>> start Excerpted data
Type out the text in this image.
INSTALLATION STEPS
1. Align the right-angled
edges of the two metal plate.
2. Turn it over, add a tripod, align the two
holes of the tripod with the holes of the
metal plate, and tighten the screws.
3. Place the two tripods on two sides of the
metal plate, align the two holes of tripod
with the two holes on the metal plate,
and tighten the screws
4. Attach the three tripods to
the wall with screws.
>> end Excerpted data
>> start Excerpted data
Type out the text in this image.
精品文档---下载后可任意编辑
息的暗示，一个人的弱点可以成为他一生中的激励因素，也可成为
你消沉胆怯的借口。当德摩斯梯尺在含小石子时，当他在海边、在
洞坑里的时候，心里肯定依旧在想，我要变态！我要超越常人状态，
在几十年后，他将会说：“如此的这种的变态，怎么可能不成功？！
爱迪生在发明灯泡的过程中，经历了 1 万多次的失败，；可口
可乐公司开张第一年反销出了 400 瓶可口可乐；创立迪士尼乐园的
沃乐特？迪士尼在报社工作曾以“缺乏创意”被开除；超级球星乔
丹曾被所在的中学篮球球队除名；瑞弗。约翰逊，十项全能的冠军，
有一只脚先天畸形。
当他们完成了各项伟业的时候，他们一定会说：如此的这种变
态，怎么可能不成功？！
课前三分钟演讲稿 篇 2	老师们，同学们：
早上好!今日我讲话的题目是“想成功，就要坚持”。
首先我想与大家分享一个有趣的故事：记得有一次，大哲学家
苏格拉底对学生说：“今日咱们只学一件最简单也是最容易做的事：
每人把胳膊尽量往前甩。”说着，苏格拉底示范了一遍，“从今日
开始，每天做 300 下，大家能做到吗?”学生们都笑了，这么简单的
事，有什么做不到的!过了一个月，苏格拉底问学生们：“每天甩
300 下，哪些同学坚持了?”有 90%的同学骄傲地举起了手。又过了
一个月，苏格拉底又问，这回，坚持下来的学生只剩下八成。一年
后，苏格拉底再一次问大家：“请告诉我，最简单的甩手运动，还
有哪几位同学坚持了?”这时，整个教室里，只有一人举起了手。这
>> end Excerpted data
From the entries, copy out each line containing the word "with".

holes of the tripod with the holes of the
with the two holes on the metal plate,
the wall with screws.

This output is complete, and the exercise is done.